### What the task requires
In the news article, edit the stretch from "Rotation and deployment" through "the promotion process." so that "Navy" reads "service" instead, and write out the revised passage.

### Supplied text
○ ○ ○ ○ ○

Adm. Michael Mullen, chief of naval operations, addresses the enlisted sailors stationed on Okinawa. “You’re making a difference in what I consider a very critical time," he said. (Megan McCloskey / S&S)

CAMP FOSTER, Okinawa — There will be no slowdown in naval individual augmentee deployments, but sailors can expect them to play an important part in promotions and assignment selections, the chief of naval operations told a group of Okinawa-based sailors Monday morning.

“COs need to understand we’re going to keep doing this … it isn’t an Army or a Marine Corps war. It’s a national war,” Adm. Michael Mullen said, referring to Iraq and the ongoing war on terror.

Mullen was on the island for the last stop of his Asia tour that took him to Kuala Lumpur, Malaysia, and Jakarta, Indonesia, among other cities. He took questions from enlisted sailors and officers after speaking to the groups separately.

Rotation and deployment issues were a hot topic among both groups. Mullen said individual augmentee deployments aren’t “going to go away,” but the Navy is in the early stages of making sure they’re considered important during the promotion process.

○ ○ ○ ○ ○

Boxed element entries

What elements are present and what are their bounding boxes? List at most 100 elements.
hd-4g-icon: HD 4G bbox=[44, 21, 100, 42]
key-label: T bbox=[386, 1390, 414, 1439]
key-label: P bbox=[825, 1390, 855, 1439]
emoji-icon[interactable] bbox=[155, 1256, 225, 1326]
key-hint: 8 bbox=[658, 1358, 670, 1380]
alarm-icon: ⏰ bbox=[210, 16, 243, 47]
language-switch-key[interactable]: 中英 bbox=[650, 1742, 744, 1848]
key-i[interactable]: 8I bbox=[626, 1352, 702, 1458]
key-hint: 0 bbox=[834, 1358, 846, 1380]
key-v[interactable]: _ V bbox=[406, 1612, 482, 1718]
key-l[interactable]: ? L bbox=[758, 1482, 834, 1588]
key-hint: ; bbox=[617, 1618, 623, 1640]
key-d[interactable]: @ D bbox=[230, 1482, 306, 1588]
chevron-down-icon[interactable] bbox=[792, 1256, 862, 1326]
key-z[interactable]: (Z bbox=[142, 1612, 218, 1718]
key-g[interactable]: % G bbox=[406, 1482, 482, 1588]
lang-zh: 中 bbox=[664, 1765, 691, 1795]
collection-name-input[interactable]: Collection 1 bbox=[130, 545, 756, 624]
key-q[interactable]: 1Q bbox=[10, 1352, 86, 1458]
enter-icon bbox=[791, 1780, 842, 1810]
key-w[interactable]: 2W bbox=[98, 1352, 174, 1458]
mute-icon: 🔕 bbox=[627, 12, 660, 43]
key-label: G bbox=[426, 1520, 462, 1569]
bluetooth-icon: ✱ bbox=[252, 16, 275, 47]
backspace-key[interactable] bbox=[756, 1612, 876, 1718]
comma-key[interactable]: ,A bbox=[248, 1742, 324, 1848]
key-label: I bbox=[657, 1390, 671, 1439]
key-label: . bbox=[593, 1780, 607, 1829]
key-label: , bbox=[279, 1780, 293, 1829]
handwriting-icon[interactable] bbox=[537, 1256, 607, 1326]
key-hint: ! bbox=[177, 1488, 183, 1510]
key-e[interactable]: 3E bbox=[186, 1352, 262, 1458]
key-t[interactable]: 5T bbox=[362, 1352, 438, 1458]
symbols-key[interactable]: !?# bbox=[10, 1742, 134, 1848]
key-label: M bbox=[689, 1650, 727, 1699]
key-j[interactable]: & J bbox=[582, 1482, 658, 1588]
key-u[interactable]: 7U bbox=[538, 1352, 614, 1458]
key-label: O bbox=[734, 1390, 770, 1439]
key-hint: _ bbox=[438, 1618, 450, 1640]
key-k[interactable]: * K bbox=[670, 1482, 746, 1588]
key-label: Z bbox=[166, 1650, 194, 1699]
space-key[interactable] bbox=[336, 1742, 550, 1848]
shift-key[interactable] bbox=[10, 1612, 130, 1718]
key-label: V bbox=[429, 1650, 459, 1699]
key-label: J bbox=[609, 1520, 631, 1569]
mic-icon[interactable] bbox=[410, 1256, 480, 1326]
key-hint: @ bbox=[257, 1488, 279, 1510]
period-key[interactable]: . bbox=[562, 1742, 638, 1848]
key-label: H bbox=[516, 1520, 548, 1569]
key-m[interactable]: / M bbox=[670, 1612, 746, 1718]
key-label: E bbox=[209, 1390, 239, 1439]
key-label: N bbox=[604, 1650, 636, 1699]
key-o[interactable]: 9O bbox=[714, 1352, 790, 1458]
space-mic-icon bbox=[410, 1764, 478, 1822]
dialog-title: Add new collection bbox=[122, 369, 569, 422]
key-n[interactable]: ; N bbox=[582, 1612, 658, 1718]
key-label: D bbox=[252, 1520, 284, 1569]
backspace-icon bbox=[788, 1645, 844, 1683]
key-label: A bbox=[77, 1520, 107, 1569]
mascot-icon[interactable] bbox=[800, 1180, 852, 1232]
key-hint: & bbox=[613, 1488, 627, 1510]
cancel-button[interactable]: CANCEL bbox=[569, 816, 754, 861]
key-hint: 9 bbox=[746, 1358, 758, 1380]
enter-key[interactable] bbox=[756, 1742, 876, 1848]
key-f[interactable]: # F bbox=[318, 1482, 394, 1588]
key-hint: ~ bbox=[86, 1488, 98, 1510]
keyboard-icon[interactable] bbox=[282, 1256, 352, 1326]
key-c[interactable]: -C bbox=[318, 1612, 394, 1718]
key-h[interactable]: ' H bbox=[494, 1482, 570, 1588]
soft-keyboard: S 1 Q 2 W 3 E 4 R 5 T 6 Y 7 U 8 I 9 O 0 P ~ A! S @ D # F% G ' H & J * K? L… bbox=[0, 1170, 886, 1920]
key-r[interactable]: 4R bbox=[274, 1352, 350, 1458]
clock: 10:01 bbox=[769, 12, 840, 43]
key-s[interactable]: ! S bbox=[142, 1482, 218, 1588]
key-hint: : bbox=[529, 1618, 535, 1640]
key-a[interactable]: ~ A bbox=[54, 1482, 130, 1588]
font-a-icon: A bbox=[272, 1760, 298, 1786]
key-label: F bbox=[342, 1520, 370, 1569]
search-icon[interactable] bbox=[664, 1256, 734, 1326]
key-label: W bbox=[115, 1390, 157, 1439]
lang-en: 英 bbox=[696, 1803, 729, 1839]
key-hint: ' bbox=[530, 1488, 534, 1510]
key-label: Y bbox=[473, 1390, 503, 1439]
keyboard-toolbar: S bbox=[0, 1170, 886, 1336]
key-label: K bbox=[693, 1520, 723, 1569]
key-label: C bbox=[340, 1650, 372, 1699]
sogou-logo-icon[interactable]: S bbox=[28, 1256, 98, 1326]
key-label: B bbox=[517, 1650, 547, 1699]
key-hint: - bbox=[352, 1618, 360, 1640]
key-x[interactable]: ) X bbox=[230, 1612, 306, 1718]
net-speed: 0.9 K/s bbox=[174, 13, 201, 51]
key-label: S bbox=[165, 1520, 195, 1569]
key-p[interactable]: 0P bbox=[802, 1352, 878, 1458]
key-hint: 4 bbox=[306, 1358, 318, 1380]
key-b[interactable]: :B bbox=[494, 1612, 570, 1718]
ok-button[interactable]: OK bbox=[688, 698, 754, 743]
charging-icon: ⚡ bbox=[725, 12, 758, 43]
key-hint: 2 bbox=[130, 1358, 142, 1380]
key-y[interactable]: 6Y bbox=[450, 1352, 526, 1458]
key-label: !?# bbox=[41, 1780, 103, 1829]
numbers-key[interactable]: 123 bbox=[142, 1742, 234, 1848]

○ ○ ○ ○ ○

### Written reply
Rotation and deployment issues were a hot topic among both groups. Mullen said individual augmentee deployments aren’t “going to go away,” but the service is in the early stages of making sure they’re considered important during the promotion process.